— start Dataset rows —

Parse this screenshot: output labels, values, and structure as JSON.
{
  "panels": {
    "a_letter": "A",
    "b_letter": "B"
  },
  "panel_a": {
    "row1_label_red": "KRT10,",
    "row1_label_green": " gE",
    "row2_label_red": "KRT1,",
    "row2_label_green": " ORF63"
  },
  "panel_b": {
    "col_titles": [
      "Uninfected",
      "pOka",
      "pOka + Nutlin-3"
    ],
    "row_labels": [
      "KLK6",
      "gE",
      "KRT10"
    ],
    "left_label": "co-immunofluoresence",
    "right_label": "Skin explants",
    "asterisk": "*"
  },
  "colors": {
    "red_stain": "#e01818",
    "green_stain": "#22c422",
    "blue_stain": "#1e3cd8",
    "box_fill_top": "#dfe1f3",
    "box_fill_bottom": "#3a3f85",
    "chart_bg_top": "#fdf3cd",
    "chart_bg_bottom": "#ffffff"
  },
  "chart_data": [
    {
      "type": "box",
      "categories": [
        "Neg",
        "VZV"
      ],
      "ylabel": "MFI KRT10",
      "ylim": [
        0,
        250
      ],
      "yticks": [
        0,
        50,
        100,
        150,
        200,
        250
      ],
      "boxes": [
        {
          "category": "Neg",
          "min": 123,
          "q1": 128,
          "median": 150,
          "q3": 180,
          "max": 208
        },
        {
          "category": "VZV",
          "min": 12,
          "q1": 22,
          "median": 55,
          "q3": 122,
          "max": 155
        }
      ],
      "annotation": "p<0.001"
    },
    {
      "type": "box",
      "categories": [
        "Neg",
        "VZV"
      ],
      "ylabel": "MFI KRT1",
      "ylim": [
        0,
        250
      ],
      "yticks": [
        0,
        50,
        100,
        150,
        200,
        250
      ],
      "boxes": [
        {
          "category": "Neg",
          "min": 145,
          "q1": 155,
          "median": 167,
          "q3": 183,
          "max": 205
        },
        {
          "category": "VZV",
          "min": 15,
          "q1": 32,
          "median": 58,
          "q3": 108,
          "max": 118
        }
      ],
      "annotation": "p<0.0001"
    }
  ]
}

— end Dataset rows —

Required work
From the entries above, pull out each line that includes "median".

Output of the exercise
          "median": 150,
          "median": 55,
          "median": 167,
          "median": 58,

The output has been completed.